Prior to DPA, the adversary has to pre-process the power measurement and divide it into smaller parts for the DPA targeted operations. Figure 7 shows the entire power trace, which is then zoomed into the regions of interest. We empirically find applying a 20 MHz low pass filter on the measured signal to be very useful as it reduces noise and achieves better detection result. We then divide the power traces into pieces of one clock period, which we refer to as *sub-trace*. To synchronize these divided sub-traces, we find the minimum point within each sub-trace and synchronize by fixing that point in the sub-trace to a certain clock index. Moreover, to avoid missing sub-traces, we divided the sub-traces 10% shorter than the actual cycle length and searched for the next minimum point (i.e., the beginning of the next sub-trace) starting there. Note that this does not affect the results since the leakages are at the beginning of the clock cycle where the registers are updated at the rising edge. Figure 7 also shows an example hypotheses table for one sub-key of Frodo. Note that there are 11 possible values for each sub-key of **S** and as many sub-trace as there are modular multiplication, i.e., there are 752 possible tests for each key guess.

Power models in our analysis use the Hamming distance of the registers and we consider all registers in the datapath. We use the Pearson correlation coefficient based distinguisher for the differential side-channel attack [17]. This test aims at differentiating populations through their covariance, i.e., by checking if deviations from mean occur in a similar fashion. Correlation trace  $r_{i,j}$  for a sub-key guess i is defined as follows:

$$r_{i,j} = \frac{\sum_{d=1}^{D} \left[ \left( h_{d,i} - \overline{h_i} \right) \left( t_{d,j} - \overline{t_j} \right) \right]}{\sqrt{\sum_{d=1}^{D} \left( h_{d,i} - \overline{h_i} \right)^2 \sum_{d=1}^{D} \left( t_{d,j} - \overline{t_j} \right)^2}},$$
(1)

where D is the number of traces each having T data points,  $t_{d,j}$  is a power trace with  $0 < d \le D$  and  $0 < j \le T$ ,  $\overline{t_j}$  is the mean power trace,  $h_{d,i}$  is a power estimate (Hamming distance of the target register) of trace d for the key guess value i, and  $\overline{h_i}$  is the mean power estimate. The result  $r_{i,j}$  returns a correlation trace with values between [-1,1] that estimates the linear relationship between the sub-key guess  $r_i$  and the power measurement for each guess i and time j. This trace depicts the significance and the timing information of the DPA leak.

------------------------------------------------

What is asked:
A. In the DPA passage, what filter is applied to the measured signal?
B. Transcribe everything in the DPA passage from "where D is the" down to "the DPA leak.".
C. Write the next part of the DPA passage, picking up after its final sentence.
The listing after this point has no connection to the DPA passage.

Data lines:

------------------------------------------------

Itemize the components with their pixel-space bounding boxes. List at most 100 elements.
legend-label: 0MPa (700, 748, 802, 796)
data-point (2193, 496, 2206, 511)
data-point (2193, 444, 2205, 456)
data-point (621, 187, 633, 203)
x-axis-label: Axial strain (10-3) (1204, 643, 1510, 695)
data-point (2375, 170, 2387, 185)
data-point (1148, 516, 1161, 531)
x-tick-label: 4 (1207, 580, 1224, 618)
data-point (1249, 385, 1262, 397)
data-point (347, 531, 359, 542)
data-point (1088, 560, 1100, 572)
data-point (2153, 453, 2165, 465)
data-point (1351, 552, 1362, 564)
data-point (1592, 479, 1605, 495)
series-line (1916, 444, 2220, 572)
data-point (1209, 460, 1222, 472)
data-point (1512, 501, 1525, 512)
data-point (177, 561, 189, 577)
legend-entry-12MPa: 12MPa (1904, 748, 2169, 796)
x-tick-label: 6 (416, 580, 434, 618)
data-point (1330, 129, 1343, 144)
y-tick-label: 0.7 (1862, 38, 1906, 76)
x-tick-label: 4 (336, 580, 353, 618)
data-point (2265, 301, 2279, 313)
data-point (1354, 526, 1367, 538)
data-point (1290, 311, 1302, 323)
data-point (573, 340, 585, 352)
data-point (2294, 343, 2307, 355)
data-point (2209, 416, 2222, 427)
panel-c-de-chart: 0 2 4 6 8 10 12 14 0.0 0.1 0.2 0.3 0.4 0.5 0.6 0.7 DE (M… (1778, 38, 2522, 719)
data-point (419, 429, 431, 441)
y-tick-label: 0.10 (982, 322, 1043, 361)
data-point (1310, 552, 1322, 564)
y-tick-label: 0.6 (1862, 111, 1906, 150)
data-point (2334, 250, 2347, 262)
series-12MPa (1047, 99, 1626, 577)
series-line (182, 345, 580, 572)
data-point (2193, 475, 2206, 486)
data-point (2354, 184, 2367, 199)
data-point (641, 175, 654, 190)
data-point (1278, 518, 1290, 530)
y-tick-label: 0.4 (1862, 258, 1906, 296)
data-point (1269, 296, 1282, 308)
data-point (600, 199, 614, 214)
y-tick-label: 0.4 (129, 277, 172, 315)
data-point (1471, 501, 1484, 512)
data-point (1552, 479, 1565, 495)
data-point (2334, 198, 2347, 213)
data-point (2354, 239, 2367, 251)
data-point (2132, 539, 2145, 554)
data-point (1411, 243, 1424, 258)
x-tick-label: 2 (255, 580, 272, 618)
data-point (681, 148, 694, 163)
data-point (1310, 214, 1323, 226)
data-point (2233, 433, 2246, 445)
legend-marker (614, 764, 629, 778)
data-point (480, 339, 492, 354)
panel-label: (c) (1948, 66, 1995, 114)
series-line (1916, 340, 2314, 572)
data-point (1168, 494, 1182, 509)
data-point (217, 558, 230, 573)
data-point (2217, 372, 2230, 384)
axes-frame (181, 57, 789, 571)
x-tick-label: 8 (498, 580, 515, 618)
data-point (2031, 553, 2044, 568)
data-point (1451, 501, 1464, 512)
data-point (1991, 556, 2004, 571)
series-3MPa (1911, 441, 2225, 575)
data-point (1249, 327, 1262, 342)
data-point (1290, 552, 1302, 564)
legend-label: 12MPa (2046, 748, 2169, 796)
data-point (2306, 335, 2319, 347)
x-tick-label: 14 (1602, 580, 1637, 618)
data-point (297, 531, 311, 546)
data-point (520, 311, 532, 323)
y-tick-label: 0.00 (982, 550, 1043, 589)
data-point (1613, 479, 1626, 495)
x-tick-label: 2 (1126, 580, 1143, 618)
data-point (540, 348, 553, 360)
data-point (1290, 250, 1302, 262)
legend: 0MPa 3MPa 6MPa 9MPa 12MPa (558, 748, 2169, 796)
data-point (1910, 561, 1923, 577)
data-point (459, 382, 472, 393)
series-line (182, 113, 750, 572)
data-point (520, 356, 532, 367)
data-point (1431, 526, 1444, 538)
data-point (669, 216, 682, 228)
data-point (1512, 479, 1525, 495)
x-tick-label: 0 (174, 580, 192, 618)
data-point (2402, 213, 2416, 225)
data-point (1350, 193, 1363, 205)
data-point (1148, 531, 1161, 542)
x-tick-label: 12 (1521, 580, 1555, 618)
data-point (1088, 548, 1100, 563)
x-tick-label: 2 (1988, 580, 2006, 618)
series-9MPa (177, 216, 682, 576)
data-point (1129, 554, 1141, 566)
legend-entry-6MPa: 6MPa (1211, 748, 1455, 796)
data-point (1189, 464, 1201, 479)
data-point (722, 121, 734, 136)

------------------------------------------------

Written answers:
A. A 20 MHz low pass filter.

B.
where D is the number of traces each having T data points,  $t_{d,j}$  is a power trace with  $0 < d \le D$  and  $0 < j \le T$ ,  $\overline{t_j}$  is the mean power trace,  $h_{d,i}$  is a power estimate (Hamming distance of the target register) of trace d for the key guess value i, and  $\overline{h_i}$  is the mean power estimate. The result  $r_{i,j}$  returns a correlation trace with values between [-1,1] that estimates the linear relationship between the sub-key guess  $r_i$  and the power measurement for each guess i and time j. This trace depicts the significance and the timing information of the DPA leak.

C.
# 5.3 Empirical Validation of Attacks on Hardware

Figure 8 presents the evaluation results of our Horizontal DPA attack on the Frodo key exchange protocol and validates the effects we discussed in Section 4.2. Figure 8(a) evaluate attacking the first row of coefficients. As expected, targeting partial product generation results in false positives due to modular reduction with a power of two. However, the attacker has to subsequently extract the key coefficients, starting from the first row, by targeting the intermediate memory update. The results in Figure 8(b) illustrates that attacking the second row removes false positives; there is only a single sub-key guess that crosses the threshold. Hence, from this row onwards, there is a single true positive of the correlation test. This result validates our attack's hypothesis by providing empirical evidence.

<sup>&</sup>lt;sup>3</sup>In our experiments, D can range between 0 and 1344 (i.e., the ring size), and T can range between 0 and 333 (i.e., clock frequency divided by the oscilloscope sampling rate). To improve the success of our attack, we use 1344 for D. For convenience, we chose 250 for T when attacking hardware and 300 for T when attacking software (since the leakage is at the beginning of the clock cycle, we do not need to include the full clock period and any number higher than 200 would work).



Fig. 8. Evaluation results of the proposed attack on Frodo. Correct key guesses are marked in bold red and dashed lines mark the confidence interval of 99.99%. Attacking the first row of key (a) results in both true and false positives on Frodo. Starting from the second row (b), false positives are eliminated. In all cases (c), entire keys can be successfully extracted using our attack.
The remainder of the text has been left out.